begin GIVEN DATA

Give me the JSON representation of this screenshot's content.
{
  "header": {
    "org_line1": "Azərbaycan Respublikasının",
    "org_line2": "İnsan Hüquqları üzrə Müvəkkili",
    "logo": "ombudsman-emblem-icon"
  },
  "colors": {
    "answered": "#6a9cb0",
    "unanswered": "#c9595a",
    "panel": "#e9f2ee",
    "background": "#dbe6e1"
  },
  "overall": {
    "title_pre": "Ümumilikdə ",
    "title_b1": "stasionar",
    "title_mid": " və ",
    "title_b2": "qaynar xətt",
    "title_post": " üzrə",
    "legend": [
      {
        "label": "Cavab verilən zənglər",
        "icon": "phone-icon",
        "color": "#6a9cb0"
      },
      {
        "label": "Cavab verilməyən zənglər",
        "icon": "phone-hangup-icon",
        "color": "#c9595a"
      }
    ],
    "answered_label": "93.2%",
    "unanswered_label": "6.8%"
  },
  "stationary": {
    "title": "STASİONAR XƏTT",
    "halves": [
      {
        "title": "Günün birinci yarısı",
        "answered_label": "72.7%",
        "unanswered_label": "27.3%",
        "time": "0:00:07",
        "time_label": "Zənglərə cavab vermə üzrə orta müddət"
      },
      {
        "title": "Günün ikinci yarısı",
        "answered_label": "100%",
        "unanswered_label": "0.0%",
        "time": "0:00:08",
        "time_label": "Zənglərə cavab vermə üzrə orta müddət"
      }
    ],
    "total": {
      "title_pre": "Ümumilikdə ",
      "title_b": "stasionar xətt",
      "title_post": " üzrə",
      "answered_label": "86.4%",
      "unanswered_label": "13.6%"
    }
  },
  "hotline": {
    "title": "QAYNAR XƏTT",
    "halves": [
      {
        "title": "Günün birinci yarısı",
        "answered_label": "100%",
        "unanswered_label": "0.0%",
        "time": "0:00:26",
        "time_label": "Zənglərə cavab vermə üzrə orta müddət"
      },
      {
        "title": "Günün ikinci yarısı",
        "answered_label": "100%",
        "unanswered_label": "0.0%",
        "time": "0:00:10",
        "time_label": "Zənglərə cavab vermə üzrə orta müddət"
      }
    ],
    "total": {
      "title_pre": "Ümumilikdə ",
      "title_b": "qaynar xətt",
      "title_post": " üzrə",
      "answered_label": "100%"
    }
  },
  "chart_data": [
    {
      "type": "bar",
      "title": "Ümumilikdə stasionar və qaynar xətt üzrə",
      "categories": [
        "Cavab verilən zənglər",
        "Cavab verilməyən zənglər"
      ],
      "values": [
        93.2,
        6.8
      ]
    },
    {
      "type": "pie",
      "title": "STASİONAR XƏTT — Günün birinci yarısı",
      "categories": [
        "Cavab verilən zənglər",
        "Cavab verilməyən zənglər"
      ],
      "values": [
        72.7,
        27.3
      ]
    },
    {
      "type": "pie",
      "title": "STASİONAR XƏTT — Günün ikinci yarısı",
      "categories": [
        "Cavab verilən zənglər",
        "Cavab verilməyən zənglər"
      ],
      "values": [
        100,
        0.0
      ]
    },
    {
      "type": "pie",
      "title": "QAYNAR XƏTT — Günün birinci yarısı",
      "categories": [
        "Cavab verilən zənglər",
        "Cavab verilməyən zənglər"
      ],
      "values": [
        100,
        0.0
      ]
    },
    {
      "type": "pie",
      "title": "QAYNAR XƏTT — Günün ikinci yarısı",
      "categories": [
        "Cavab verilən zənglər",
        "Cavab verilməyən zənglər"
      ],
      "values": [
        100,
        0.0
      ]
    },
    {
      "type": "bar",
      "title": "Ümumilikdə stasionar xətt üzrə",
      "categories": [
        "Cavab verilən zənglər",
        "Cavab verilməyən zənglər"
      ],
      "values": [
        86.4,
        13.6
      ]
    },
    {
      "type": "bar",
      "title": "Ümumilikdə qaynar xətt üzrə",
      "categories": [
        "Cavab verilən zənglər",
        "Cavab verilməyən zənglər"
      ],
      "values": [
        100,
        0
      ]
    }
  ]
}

end GIVEN DATA

_EXERCISE DIRECTIONS_
All of the entries above need to be reproduced exactly.

_EXERCISE RESPONSE_
Give me the JSON representation of this screenshot's content.
{
  "header": {
    "org_line1": "Azərbaycan Respublikasının",
    "org_line2": "İnsan Hüquqları üzrə Müvəkkili",
    "logo": "ombudsman-emblem-icon"
  },
  "colors": {
    "answered": "#6a9cb0",
    "unanswered": "#c9595a",
    "panel": "#e9f2ee",
    "background": "#dbe6e1"
  },
  "overall": {
    "title_pre": "Ümumilikdə ",
    "title_b1": "stasionar",
    "title_mid": " və ",
    "title_b2": "qaynar xətt",
    "title_post": " üzrə",
    "legend": [
      {
        "label": "Cavab verilən zənglər",
        "icon": "phone-icon",
        "color": "#6a9cb0"
      },
      {
        "label": "Cavab verilməyən zənglər",
        "icon": "phone-hangup-icon",
        "color": "#c9595a"
      }
    ],
    "answered_label": "93.2%",
    "unanswered_label": "6.8%"
  },
  "stationary": {
    "title": "STASİONAR XƏTT",
    "halves": [
      {
        "title": "Günün birinci yarısı",
        "answered_label": "72.7%",
        "unanswered_label": "27.3%",
        "time": "0:00:07",
        "time_label": "Zənglərə cavab vermə üzrə orta müddət"
      },
      {
        "title": "Günün ikinci yarısı",
        "answered_label": "100%",
        "unanswered_label": "0.0%",
        "time": "0:00:08",
        "time_label": "Zənglərə cavab vermə üzrə orta müddət"
      }
    ],
    "total": {
      "title_pre": "Ümumilikdə ",
      "title_b": "stasionar xətt",
      "title_post": " üzrə",
      "answered_label": "86.4%",
      "unanswered_label": "13.6%"
    }
  },
  "hotline": {
    "title": "QAYNAR XƏTT",
    "halves": [
      {
        "title": "Günün birinci yarısı",
        "answered_label": "100%",
        "unanswered_label": "0.0%",
        "time": "0:00:26",
        "time_label": "Zənglərə cavab vermə üzrə orta müddət"
      },
      {
        "title": "Günün ikinci yarısı",
        "answered_label": "100%",
        "unanswered_label": "0.0%",
        "time": "0:00:10",
        "time_label": "Zənglərə cavab vermə üzrə orta müddət"
      }
    ],
    "total": {
      "title_pre": "Ümumilikdə ",
      "title_b": "qaynar xətt",
      "title_post": " üzrə",
      "answered_label": "100%"
    }
  },
  "chart_data": [
    {
      "type": "bar",
      "title": "Ümumilikdə stasionar və qaynar xətt üzrə",
      "categories": [
        "Cavab verilən zənglər",
        "Cavab verilməyən zənglər"
      ],
      "values": [
        93.2,
        6.8
      ]
    },
    {
      "type": "pie",
      "title": "STASİONAR XƏTT — Günün birinci yarısı",
      "categories": [
        "Cavab verilən zənglər",
        "Cavab verilməyən zənglər"
      ],
      "values": [
        72.7,
        27.3
      ]
    },
    {
      "type": "pie",
      "title": "STASİONAR XƏTT — Günün ikinci yarısı",
      "categories": [
        "Cavab verilən zənglər",
        "Cavab verilməyən zənglər"
      ],
      "values": [
        100,
        0.0
      ]
    },
    {
      "type": "pie",
      "title": "QAYNAR XƏTT — Günün birinci yarısı",
      "categories": [
        "Cavab verilən zənglər",
        "Cavab verilməyən zənglər"
      ],
      "values": [
        100,
        0.0
      ]
    },
    {
      "type": "pie",
      "title": "QAYNAR XƏTT — Günün ikinci yarısı",
      "categories": [
        "Cavab verilən zənglər",
        "Cavab verilməyən zənglər"
      ],
      "values": [
        100,
        0.0
      ]
    },
    {
      "type": "bar",
      "title": "Ümumilikdə stasionar xətt üzrə",
      "categories": [
        "Cavab verilən zənglər",
        "Cavab verilməyən zənglər"
      ],
      "values": [
        86.4,
        13.6
      ]
    },
    {
      "type": "bar",
      "title": "Ümumilikdə qaynar xətt üzrə",
      "categories": [
        "Cavab verilən zənglər",
        "Cavab verilməyən zənglər"
      ],
      "values": [
        100,
        0
      ]
    }
  ]
}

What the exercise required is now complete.